TASK INPUTS -
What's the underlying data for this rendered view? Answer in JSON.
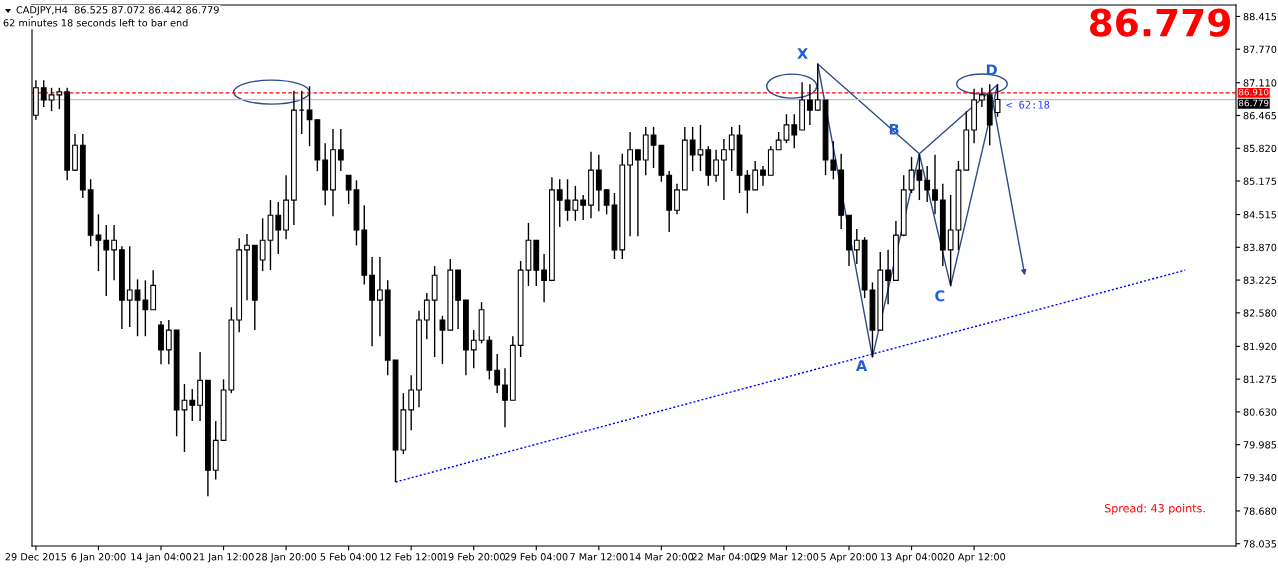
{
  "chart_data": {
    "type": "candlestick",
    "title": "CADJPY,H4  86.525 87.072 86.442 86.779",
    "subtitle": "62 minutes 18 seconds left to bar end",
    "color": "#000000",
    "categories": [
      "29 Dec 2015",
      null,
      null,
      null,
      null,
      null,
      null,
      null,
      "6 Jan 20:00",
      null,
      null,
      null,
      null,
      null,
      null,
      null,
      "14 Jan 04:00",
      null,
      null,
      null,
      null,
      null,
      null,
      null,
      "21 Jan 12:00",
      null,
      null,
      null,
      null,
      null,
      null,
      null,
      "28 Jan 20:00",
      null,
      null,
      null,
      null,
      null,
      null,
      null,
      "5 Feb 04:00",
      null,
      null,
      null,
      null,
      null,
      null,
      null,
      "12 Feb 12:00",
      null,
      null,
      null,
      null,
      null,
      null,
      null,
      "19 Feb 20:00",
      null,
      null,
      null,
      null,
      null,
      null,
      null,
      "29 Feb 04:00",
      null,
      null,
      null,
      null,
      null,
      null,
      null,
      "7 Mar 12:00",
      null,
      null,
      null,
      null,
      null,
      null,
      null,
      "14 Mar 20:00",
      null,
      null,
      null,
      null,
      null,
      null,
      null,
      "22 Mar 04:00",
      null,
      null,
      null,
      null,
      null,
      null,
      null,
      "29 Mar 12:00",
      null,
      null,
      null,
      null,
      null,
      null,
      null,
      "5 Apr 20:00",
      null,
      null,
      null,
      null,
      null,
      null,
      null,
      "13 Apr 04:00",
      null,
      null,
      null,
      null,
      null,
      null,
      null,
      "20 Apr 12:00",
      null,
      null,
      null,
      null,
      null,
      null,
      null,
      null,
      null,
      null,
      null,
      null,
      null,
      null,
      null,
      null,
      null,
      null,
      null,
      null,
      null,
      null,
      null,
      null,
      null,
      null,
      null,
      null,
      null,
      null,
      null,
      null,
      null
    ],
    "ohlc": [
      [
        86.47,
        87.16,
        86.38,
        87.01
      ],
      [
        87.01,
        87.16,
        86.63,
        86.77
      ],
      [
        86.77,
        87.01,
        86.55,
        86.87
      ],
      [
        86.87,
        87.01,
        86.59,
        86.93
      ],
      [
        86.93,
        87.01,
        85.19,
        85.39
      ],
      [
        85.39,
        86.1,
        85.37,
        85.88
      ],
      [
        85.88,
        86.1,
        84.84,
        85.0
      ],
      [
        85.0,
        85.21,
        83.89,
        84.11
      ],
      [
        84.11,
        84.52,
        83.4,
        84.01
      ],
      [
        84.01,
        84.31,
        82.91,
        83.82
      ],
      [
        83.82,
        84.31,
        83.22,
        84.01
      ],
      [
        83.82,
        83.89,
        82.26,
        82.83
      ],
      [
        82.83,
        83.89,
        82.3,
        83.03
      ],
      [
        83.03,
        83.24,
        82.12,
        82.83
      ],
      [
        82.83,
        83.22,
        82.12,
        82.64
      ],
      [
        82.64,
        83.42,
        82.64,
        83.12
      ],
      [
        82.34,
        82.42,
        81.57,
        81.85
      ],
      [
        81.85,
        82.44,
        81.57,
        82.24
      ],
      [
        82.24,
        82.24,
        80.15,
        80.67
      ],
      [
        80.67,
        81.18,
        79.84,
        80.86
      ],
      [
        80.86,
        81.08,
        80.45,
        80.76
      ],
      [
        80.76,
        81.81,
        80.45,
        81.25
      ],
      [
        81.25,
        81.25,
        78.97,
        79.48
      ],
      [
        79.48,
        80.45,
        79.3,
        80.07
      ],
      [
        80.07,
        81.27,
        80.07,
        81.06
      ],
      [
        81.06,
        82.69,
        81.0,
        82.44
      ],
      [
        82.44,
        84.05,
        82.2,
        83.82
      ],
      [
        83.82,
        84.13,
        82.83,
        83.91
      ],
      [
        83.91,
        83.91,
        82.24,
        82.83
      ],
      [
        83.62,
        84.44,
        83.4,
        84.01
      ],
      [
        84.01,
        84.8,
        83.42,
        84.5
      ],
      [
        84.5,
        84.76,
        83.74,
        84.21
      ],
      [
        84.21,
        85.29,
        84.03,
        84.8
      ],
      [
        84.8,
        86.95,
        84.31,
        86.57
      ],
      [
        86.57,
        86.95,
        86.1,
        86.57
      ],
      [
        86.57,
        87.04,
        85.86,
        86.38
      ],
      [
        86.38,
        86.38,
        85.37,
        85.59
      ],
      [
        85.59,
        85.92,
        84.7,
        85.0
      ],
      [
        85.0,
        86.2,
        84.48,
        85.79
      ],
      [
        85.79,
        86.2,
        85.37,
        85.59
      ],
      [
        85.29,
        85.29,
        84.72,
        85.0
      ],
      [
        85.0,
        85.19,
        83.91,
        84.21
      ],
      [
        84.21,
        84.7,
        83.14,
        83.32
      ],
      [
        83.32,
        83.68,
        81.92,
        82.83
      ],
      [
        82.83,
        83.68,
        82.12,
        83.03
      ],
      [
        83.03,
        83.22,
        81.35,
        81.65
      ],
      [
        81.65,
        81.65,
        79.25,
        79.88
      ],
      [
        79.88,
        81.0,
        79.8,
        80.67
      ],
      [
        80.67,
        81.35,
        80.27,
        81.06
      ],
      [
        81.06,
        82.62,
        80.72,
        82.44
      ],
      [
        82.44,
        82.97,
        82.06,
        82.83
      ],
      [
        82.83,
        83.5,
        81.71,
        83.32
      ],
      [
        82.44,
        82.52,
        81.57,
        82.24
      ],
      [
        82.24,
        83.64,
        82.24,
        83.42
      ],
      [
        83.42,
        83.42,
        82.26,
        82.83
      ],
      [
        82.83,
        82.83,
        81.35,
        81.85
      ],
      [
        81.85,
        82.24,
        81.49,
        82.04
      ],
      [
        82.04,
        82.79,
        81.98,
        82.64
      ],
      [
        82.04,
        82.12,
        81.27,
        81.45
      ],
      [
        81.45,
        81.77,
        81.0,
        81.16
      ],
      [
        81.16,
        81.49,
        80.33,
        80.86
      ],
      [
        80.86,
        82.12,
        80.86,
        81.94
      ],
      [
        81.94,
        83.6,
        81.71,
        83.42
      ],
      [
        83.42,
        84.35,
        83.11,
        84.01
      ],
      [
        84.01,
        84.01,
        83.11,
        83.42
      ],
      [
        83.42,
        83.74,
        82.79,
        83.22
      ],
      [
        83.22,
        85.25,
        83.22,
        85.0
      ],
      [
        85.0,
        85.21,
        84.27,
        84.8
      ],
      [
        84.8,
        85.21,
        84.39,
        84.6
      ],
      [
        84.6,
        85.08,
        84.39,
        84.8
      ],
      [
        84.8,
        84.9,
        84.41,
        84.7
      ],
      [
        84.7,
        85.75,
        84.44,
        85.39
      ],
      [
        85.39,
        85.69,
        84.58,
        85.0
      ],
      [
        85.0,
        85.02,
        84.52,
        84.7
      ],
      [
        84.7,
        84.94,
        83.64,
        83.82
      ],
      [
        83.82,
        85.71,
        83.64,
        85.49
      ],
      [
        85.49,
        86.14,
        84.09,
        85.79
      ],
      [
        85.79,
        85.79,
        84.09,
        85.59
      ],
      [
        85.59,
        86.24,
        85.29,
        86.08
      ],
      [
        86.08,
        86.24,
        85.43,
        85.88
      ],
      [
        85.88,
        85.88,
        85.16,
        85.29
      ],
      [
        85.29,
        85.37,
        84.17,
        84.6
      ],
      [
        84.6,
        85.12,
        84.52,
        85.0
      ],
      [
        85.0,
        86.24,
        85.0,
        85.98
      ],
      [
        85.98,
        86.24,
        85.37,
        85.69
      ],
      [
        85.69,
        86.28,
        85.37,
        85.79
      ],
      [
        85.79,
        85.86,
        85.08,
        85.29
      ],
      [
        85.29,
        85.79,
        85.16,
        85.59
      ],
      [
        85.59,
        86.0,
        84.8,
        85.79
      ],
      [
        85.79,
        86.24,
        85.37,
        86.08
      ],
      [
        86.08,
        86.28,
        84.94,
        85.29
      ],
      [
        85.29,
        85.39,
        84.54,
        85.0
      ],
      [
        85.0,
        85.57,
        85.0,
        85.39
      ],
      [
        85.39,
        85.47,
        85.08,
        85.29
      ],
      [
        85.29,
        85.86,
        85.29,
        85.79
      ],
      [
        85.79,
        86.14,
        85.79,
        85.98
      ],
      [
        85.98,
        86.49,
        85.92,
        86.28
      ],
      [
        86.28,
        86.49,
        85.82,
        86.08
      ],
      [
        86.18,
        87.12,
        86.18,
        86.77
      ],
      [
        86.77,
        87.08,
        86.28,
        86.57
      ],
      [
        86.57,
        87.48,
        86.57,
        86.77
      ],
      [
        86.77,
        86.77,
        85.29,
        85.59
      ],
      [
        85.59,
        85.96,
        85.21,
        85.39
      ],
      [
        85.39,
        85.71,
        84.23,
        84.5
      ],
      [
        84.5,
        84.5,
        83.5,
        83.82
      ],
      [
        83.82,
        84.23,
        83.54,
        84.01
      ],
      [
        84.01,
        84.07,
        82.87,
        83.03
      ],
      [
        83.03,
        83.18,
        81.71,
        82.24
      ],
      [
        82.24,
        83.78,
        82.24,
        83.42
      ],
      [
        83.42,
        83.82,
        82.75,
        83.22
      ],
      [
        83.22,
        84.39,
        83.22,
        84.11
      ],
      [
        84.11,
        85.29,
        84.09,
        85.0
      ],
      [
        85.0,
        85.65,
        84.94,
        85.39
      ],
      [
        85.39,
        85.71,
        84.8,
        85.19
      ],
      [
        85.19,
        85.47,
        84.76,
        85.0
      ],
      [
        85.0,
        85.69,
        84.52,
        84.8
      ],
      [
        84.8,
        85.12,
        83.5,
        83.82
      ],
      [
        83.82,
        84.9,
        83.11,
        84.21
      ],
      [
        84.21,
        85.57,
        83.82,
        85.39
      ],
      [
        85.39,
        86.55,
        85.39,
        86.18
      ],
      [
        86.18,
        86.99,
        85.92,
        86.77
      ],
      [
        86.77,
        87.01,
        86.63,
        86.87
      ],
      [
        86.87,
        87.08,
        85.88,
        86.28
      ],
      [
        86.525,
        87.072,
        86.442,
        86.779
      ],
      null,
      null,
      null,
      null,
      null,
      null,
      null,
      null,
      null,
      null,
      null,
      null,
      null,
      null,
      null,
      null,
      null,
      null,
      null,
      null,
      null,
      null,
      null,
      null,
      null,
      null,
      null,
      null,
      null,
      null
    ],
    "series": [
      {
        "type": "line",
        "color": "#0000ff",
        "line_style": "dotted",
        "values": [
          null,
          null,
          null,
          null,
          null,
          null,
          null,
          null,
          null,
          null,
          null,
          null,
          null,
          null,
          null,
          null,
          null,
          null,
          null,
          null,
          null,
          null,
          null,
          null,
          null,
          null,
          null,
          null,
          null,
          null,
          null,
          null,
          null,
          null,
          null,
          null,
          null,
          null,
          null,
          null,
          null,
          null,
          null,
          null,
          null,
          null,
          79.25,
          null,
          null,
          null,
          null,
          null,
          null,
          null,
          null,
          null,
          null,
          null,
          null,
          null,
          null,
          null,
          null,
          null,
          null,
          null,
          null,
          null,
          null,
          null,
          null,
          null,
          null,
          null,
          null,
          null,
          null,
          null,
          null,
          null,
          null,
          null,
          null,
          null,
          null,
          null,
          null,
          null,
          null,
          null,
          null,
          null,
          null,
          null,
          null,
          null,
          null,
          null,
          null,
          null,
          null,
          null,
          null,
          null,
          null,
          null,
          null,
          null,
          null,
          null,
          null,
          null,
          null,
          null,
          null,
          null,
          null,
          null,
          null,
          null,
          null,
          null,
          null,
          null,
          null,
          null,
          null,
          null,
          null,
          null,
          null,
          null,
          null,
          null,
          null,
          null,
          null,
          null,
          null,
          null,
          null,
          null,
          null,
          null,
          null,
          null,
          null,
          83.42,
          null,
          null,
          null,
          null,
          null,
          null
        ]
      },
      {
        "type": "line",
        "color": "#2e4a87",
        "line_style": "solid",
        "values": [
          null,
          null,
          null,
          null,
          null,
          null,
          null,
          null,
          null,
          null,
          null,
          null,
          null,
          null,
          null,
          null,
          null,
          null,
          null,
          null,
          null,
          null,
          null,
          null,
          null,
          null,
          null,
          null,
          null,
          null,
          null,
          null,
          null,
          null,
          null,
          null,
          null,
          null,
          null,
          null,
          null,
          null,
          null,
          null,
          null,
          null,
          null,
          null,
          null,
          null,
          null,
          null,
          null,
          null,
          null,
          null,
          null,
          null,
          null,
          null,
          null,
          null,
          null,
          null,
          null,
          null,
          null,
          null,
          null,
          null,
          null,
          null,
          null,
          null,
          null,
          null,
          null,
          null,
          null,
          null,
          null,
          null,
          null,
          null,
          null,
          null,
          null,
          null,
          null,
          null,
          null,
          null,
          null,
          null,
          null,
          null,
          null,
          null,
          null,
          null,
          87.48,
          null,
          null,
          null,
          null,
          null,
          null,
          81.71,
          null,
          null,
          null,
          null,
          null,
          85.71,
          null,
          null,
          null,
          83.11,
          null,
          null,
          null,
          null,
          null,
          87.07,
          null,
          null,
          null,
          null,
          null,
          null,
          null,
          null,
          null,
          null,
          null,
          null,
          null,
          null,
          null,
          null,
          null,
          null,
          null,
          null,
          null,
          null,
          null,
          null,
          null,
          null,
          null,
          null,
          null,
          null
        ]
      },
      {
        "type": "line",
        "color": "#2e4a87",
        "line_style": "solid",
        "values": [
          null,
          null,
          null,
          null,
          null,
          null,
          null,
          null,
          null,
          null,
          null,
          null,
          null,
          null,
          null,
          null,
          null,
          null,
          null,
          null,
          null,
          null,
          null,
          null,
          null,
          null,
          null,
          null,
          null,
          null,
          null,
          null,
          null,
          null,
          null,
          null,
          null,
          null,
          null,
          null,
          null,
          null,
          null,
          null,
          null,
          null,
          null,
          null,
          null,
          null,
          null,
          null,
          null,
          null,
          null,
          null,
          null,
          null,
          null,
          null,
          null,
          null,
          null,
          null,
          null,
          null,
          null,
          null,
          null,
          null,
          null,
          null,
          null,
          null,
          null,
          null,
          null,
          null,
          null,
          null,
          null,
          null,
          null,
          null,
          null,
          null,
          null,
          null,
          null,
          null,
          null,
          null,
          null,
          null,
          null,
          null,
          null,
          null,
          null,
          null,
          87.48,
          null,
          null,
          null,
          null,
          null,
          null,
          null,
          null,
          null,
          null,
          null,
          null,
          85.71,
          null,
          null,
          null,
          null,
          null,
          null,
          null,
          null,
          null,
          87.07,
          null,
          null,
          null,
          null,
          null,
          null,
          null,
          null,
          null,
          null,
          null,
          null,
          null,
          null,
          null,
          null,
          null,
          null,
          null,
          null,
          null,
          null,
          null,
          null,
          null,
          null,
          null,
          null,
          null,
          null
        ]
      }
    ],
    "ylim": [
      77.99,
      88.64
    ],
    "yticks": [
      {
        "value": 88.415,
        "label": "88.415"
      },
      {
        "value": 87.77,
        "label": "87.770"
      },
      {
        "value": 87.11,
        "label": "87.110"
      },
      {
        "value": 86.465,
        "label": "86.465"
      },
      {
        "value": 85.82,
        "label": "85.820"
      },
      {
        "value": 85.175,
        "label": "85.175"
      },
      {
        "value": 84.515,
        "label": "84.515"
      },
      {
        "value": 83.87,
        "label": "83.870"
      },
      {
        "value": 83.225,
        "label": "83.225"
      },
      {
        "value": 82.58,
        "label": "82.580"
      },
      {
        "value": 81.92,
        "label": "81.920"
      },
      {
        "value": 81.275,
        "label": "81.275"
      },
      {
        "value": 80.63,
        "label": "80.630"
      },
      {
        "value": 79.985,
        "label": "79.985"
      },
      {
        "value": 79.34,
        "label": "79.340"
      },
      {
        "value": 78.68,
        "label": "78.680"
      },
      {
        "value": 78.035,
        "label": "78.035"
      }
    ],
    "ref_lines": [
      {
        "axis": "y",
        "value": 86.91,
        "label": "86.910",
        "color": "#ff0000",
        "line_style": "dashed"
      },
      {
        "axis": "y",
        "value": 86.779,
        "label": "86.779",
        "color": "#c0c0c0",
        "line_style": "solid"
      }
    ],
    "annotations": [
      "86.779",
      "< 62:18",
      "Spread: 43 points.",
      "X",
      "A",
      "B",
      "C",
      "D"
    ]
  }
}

DO THIS -
Copy every line above that includes the string "color".

RESPONSE -
    "color": "#000000",
        "color": "#0000ff",
        "color": "#2e4a87",
        "color": "#2e4a87",
        "color": "#ff0000",
        "color": "#c0c0c0",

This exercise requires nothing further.